**Data items:**

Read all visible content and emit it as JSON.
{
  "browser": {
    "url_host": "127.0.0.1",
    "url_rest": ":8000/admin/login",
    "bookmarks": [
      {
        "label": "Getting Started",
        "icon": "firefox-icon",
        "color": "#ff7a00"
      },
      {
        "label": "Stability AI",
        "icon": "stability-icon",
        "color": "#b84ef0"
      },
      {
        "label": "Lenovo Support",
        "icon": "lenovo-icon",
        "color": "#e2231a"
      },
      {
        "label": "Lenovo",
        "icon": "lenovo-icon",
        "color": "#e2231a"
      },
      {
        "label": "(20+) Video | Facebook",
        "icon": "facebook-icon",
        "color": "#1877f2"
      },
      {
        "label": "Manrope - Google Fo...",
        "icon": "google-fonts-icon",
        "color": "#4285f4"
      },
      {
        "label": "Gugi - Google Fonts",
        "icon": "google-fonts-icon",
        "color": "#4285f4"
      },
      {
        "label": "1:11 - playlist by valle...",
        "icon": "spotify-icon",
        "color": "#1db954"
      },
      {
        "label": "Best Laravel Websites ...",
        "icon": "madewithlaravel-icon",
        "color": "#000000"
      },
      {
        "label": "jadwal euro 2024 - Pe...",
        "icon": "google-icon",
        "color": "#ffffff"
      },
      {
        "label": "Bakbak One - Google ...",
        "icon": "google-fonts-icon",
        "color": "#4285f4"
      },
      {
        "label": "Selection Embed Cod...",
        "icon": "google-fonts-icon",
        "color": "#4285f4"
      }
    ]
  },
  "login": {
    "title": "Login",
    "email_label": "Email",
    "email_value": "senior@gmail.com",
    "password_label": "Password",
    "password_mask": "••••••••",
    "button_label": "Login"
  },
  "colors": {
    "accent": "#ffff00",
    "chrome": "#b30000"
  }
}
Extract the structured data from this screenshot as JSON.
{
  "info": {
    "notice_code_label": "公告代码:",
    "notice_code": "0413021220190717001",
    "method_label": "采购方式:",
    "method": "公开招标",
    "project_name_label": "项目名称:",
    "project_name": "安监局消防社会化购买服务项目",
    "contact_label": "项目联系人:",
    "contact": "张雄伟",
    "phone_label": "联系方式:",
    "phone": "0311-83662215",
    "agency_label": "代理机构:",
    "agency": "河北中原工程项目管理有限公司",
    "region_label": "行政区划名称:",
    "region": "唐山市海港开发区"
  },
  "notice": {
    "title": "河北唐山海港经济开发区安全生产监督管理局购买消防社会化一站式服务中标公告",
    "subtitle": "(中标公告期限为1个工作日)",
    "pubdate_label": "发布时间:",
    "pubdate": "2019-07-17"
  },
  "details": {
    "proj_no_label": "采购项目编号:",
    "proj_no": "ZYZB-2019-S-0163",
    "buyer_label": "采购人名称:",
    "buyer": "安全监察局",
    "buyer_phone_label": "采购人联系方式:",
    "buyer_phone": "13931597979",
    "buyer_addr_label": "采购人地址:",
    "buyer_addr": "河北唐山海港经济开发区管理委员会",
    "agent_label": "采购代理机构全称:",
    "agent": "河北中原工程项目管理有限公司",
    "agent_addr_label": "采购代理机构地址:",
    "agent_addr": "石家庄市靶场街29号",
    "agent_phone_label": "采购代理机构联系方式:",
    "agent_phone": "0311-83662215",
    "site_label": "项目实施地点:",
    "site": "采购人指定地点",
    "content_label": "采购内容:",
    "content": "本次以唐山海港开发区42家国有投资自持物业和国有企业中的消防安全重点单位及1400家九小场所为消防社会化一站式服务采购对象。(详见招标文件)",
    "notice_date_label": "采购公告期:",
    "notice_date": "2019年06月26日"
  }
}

**YOUR INSTRUCTIONS:** Extract all of the data exactly as written.

**PROBLEM SOLUTION:**
Read all visible content and emit it as JSON.
{
  "browser": {
    "url_host": "127.0.0.1",
    "url_rest": ":8000/admin/login",
    "bookmarks": [
      {
        "label": "Getting Started",
        "icon": "firefox-icon",
        "color": "#ff7a00"
      },
      {
        "label": "Stability AI",
        "icon": "stability-icon",
        "color": "#b84ef0"
      },
      {
        "label": "Lenovo Support",
        "icon": "lenovo-icon",
        "color": "#e2231a"
      },
      {
        "label": "Lenovo",
        "icon": "lenovo-icon",
        "color": "#e2231a"
      },
      {
        "label": "(20+) Video | Facebook",
        "icon": "facebook-icon",
        "color": "#1877f2"
      },
      {
        "label": "Manrope - Google Fo...",
        "icon": "google-fonts-icon",
        "color": "#4285f4"
      },
      {
        "label": "Gugi - Google Fonts",
        "icon": "google-fonts-icon",
        "color": "#4285f4"
      },
      {
        "label": "1:11 - playlist by valle...",
        "icon": "spotify-icon",
        "color": "#1db954"
      },
      {
        "label": "Best Laravel Websites ...",
        "icon": "madewithlaravel-icon",
        "color": "#000000"
      },
      {
        "label": "jadwal euro 2024 - Pe...",
        "icon": "google-icon",
        "color": "#ffffff"
      },
      {
        "label": "Bakbak One - Google ...",
        "icon": "google-fonts-icon",
        "color": "#4285f4"
      },
      {
        "label": "Selection Embed Cod...",
        "icon": "google-fonts-icon",
        "color": "#4285f4"
      }
    ]
  },
  "login": {
    "title": "Login",
    "email_label": "Email",
    "email_value": "senior@gmail.com",
    "password_label": "Password",
    "password_mask": "••••••••",
    "button_label": "Login"
  },
  "colors": {
    "accent": "#ffff00",
    "chrome": "#b30000"
  }
}
Extract the structured data from this screenshot as JSON.
{
  "info": {
    "notice_code_label": "公告代码:",
    "notice_code": "0413021220190717001",
    "method_label": "采购方式:",
    "method": "公开招标",
    "project_name_label": "项目名称:",
    "project_name": "安监局消防社会化购买服务项目",
    "contact_label": "项目联系人:",
    "contact": "张雄伟",
    "phone_label": "联系方式:",
    "phone": "0311-83662215",
    "agency_label": "代理机构:",
    "agency": "河北中原工程项目管理有限公司",
    "region_label": "行政区划名称:",
    "region": "唐山市海港开发区"
  },
  "notice": {
    "title": "河北唐山海港经济开发区安全生产监督管理局购买消防社会化一站式服务中标公告",
    "subtitle": "(中标公告期限为1个工作日)",
    "pubdate_label": "发布时间:",
    "pubdate": "2019-07-17"
  },
  "details": {
    "proj_no_label": "采购项目编号:",
    "proj_no": "ZYZB-2019-S-0163",
    "buyer_label": "采购人名称:",
    "buyer": "安全监察局",
    "buyer_phone_label": "采购人联系方式:",
    "buyer_phone": "13931597979",
    "buyer_addr_label": "采购人地址:",
    "buyer_addr": "河北唐山海港经济开发区管理委员会",
    "agent_label": "采购代理机构全称:",
    "agent": "河北中原工程项目管理有限公司",
    "agent_addr_label": "采购代理机构地址:",
    "agent_addr": "石家庄市靶场街29号",
    "agent_phone_label": "采购代理机构联系方式:",
    "agent_phone": "0311-83662215",
    "site_label": "项目实施地点:",
    "site": "采购人指定地点",
    "content_label": "采购内容:",
    "content": "本次以唐山海港开发区42家国有投资自持物业和国有企业中的消防安全重点单位及1400家九小场所为消防社会化一站式服务采购对象。(详见招标文件)",
    "notice_date_label": "采购公告期:",
    "notice_date": "2019年06月26日"
  }
}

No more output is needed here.